| WRITTEN INSTRUCTION |
From the listing below, pull out all lines with "name" in them.

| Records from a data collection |
========================================================================

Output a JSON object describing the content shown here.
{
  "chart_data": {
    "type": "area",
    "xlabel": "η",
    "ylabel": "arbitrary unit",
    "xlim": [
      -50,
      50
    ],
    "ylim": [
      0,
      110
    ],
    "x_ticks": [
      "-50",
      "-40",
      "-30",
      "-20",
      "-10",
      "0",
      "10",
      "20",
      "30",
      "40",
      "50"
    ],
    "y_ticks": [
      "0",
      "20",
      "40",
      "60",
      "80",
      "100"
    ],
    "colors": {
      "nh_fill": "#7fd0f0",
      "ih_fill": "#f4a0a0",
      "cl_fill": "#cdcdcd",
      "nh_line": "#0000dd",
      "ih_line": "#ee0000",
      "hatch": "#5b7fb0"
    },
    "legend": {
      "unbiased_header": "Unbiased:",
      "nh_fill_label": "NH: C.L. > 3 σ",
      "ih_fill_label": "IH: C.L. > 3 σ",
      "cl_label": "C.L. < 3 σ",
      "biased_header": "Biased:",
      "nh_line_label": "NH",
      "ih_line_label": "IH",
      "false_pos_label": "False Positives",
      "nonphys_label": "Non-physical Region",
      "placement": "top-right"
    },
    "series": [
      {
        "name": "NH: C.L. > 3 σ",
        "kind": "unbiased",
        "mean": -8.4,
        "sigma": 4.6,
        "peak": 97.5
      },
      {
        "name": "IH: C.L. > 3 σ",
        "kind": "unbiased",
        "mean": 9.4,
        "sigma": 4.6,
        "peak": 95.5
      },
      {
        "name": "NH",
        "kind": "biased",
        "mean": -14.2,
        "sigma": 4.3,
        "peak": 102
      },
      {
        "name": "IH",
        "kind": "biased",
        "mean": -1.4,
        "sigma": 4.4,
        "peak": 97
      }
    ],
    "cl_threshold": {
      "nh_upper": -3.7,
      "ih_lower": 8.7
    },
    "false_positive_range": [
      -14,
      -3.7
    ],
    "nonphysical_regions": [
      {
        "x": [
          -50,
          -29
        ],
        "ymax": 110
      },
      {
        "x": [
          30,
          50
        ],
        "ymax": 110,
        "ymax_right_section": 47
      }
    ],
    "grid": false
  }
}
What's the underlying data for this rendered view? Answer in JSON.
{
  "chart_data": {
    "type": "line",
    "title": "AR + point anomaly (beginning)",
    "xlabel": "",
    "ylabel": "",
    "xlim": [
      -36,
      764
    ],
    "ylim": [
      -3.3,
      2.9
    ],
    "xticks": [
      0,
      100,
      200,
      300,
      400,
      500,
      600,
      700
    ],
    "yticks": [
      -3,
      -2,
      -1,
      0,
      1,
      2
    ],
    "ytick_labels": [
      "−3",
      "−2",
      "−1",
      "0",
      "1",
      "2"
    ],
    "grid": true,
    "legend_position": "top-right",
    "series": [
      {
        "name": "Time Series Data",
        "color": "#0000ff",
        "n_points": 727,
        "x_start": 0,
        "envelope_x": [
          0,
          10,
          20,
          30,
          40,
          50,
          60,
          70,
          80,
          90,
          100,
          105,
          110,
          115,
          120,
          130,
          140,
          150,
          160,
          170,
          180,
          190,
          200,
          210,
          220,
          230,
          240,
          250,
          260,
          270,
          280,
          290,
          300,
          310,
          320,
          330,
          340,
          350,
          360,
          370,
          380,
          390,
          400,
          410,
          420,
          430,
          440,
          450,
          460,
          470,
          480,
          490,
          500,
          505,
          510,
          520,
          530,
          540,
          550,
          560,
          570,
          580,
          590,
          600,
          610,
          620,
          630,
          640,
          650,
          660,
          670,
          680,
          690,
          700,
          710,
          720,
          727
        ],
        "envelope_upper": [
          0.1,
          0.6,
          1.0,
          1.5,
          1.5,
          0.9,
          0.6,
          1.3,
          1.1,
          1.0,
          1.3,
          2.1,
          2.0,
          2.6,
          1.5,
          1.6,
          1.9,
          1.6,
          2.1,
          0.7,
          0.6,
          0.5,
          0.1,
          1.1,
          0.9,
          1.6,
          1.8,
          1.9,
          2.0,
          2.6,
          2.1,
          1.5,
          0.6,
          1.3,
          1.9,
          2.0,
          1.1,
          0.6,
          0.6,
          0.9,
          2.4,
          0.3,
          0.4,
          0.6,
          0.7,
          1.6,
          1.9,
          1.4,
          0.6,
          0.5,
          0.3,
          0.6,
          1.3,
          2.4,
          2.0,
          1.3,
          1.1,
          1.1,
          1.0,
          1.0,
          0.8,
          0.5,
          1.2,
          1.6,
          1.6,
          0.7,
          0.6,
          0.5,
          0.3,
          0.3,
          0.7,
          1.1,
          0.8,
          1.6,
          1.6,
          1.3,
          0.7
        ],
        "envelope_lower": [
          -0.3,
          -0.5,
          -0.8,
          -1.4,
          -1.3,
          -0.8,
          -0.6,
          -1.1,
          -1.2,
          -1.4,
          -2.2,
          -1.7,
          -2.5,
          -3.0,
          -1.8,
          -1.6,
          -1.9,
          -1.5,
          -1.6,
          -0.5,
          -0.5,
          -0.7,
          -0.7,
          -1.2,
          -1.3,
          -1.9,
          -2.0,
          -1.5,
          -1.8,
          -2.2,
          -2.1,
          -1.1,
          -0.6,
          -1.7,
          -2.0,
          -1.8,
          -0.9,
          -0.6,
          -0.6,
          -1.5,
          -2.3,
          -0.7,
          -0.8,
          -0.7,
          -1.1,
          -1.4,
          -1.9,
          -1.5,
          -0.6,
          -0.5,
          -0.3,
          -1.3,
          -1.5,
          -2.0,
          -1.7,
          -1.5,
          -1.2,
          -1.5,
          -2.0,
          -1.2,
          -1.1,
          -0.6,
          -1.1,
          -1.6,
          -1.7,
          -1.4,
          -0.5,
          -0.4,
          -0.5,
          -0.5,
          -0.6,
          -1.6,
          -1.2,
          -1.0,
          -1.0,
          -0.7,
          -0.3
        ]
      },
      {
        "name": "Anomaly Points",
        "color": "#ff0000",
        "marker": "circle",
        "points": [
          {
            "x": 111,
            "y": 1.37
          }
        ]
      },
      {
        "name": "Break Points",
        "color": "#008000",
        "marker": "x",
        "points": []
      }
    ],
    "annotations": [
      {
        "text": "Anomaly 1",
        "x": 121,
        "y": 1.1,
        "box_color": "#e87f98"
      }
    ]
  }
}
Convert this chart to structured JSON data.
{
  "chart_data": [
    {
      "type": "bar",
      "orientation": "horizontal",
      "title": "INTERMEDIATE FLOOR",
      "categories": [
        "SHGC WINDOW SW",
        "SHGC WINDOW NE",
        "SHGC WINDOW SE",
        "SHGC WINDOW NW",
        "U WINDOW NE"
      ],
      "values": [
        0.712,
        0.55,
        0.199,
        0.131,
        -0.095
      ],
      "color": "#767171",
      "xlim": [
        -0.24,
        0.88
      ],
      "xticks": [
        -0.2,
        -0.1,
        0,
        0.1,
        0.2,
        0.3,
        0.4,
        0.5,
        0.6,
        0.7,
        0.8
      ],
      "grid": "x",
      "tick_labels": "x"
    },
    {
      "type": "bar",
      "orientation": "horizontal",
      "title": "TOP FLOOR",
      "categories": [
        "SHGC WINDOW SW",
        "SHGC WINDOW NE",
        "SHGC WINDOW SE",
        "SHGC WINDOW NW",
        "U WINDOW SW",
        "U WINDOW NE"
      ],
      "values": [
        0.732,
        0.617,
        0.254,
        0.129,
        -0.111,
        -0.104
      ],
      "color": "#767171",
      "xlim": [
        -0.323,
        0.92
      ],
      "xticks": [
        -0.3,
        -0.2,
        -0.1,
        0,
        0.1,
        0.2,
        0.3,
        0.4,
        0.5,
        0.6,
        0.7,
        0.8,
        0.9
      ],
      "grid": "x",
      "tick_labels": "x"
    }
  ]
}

========================================================================

| EXERCISE OUTPUT |
        "name": "NH: C.L. > 3 σ",
        "name": "IH: C.L. > 3 σ",
        "name": "NH",
        "name": "IH",
        "name": "Time Series Data",
        "name": "Anomaly Points",
        "name": "Break Points",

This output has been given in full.